AIM: Here are some records. Copy each one exactly.

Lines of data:
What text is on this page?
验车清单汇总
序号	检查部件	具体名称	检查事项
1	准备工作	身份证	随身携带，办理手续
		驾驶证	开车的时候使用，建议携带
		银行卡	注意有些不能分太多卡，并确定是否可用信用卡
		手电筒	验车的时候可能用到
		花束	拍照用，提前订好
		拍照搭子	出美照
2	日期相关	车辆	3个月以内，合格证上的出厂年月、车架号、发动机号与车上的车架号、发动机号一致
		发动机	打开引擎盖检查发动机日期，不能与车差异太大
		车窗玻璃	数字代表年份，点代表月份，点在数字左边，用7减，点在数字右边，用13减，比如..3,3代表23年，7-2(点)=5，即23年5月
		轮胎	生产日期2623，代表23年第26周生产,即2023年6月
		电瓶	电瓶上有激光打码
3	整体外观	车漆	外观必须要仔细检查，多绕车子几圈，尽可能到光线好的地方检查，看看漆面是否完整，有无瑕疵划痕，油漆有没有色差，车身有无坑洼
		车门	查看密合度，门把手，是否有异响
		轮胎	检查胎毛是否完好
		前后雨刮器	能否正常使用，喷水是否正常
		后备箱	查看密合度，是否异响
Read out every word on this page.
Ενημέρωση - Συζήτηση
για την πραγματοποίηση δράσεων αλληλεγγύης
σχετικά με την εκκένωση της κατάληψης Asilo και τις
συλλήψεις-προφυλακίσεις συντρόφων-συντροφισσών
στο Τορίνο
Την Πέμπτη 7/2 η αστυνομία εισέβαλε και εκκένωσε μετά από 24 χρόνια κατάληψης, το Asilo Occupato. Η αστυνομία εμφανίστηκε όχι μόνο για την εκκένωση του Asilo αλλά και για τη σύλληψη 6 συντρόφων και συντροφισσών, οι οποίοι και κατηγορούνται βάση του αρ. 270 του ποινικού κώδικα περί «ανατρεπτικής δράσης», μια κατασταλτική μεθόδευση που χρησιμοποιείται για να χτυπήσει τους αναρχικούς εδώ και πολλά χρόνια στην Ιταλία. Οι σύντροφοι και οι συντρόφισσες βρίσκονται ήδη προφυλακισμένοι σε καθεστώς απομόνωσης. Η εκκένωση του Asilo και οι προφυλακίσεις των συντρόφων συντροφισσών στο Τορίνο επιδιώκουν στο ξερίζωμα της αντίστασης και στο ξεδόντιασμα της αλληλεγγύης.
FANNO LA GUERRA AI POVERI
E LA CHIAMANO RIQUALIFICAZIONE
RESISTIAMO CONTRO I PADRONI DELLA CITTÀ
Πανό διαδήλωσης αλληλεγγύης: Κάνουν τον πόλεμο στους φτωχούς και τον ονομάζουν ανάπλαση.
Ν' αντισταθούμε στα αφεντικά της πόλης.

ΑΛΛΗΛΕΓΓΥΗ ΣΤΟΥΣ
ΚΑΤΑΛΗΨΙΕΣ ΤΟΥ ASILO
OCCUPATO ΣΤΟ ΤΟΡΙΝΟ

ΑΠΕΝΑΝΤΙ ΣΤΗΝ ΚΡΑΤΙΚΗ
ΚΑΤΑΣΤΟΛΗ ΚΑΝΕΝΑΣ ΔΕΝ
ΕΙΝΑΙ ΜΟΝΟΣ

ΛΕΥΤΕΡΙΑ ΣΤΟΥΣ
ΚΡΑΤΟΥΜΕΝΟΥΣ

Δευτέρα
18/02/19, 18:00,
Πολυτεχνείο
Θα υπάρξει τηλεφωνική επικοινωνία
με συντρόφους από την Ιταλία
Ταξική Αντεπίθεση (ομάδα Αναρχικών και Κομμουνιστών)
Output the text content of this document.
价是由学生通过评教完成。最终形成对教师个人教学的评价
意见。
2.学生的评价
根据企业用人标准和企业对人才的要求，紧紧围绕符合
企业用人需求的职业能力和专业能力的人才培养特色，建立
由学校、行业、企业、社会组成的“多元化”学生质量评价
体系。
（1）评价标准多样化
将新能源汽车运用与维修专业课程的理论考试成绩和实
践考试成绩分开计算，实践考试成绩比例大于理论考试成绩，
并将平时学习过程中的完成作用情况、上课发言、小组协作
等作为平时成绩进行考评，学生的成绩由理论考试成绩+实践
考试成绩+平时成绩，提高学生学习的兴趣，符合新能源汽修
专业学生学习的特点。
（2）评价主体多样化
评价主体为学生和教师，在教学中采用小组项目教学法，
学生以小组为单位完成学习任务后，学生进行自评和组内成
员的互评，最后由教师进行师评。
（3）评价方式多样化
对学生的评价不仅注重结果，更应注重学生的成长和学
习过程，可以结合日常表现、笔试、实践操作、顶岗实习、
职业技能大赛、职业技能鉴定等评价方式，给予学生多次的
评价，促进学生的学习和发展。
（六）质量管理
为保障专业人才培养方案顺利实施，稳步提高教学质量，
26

THE SOLUTION:
What text is on this page?
验车清单汇总
序号	检查部件	具体名称	检查事项
1	准备工作	身份证	随身携带，办理手续
		驾驶证	开车的时候使用，建议携带
		银行卡	注意有些不能分太多卡，并确定是否可用信用卡
		手电筒	验车的时候可能用到
		花束	拍照用，提前订好
		拍照搭子	出美照
2	日期相关	车辆	3个月以内，合格证上的出厂年月、车架号、发动机号与车上的车架号、发动机号一致
		发动机	打开引擎盖检查发动机日期，不能与车差异太大
		车窗玻璃	数字代表年份，点代表月份，点在数字左边，用7减，点在数字右边，用13减，比如..3,3代表23年，7-2(点)=5，即23年5月
		轮胎	生产日期2623，代表23年第26周生产,即2023年6月
		电瓶	电瓶上有激光打码
3	整体外观	车漆	外观必须要仔细检查，多绕车子几圈，尽可能到光线好的地方检查，看看漆面是否完整，有无瑕疵划痕，油漆有没有色差，车身有无坑洼
		车门	查看密合度，门把手，是否有异响
		轮胎	检查胎毛是否完好
		前后雨刮器	能否正常使用，喷水是否正常
		后备箱	查看密合度，是否异响
Read out every word on this page.
Ενημέρωση - Συζήτηση
για την πραγματοποίηση δράσεων αλληλεγγύης
σχετικά με την εκκένωση της κατάληψης Asilo και τις
συλλήψεις-προφυλακίσεις συντρόφων-συντροφισσών
στο Τορίνο
Την Πέμπτη 7/2 η αστυνομία εισέβαλε και εκκένωσε μετά από 24 χρόνια κατάληψης, το Asilo Occupato. Η αστυνομία εμφανίστηκε όχι μόνο για την εκκένωση του Asilo αλλά και για τη σύλληψη 6 συντρόφων και συντροφισσών, οι οποίοι και κατηγορούνται βάση του αρ. 270 του ποινικού κώδικα περί «ανατρεπτικής δράσης», μια κατασταλτική μεθόδευση που χρησιμοποιείται για να χτυπήσει τους αναρχικούς εδώ και πολλά χρόνια στην Ιταλία. Οι σύντροφοι και οι συντρόφισσες βρίσκονται ήδη προφυλακισμένοι σε καθεστώς απομόνωσης. Η εκκένωση του Asilo και οι προφυλακίσεις των συντρόφων συντροφισσών στο Τορίνο επιδιώκουν στο ξερίζωμα της αντίστασης και στο ξεδόντιασμα της αλληλεγγύης.
FANNO LA GUERRA AI POVERI
E LA CHIAMANO RIQUALIFICAZIONE
RESISTIAMO CONTRO I PADRONI DELLA CITTÀ
Πανό διαδήλωσης αλληλεγγύης: Κάνουν τον πόλεμο στους φτωχούς και τον ονομάζουν ανάπλαση.
Ν' αντισταθούμε στα αφεντικά της πόλης.

ΑΛΛΗΛΕΓΓΥΗ ΣΤΟΥΣ
ΚΑΤΑΛΗΨΙΕΣ ΤΟΥ ASILO
OCCUPATO ΣΤΟ ΤΟΡΙΝΟ

ΑΠΕΝΑΝΤΙ ΣΤΗΝ ΚΡΑΤΙΚΗ
ΚΑΤΑΣΤΟΛΗ ΚΑΝΕΝΑΣ ΔΕΝ
ΕΙΝΑΙ ΜΟΝΟΣ

ΛΕΥΤΕΡΙΑ ΣΤΟΥΣ
ΚΡΑΤΟΥΜΕΝΟΥΣ

Δευτέρα
18/02/19, 18:00,
Πολυτεχνείο
Θα υπάρξει τηλεφωνική επικοινωνία
με συντρόφους από την Ιταλία
Ταξική Αντεπίθεση (ομάδα Αναρχικών και Κομμουνιστών)
Output the text content of this document.
价是由学生通过评教完成。最终形成对教师个人教学的评价
意见。
2.学生的评价
根据企业用人标准和企业对人才的要求，紧紧围绕符合
企业用人需求的职业能力和专业能力的人才培养特色，建立
由学校、行业、企业、社会组成的“多元化”学生质量评价
体系。
（1）评价标准多样化
将新能源汽车运用与维修专业课程的理论考试成绩和实
践考试成绩分开计算，实践考试成绩比例大于理论考试成绩，
并将平时学习过程中的完成作用情况、上课发言、小组协作
等作为平时成绩进行考评，学生的成绩由理论考试成绩+实践
考试成绩+平时成绩，提高学生学习的兴趣，符合新能源汽修
专业学生学习的特点。
（2）评价主体多样化
评价主体为学生和教师，在教学中采用小组项目教学法，
学生以小组为单位完成学习任务后，学生进行自评和组内成
员的互评，最后由教师进行师评。
（3）评价方式多样化
对学生的评价不仅注重结果，更应注重学生的成长和学
习过程，可以结合日常表现、笔试、实践操作、顶岗实习、
职业技能大赛、职业技能鉴定等评价方式，给予学生多次的
评价，促进学生的学习和发展。
（六）质量管理
为保障专业人才培养方案顺利实施，稳步提高教学质量，
26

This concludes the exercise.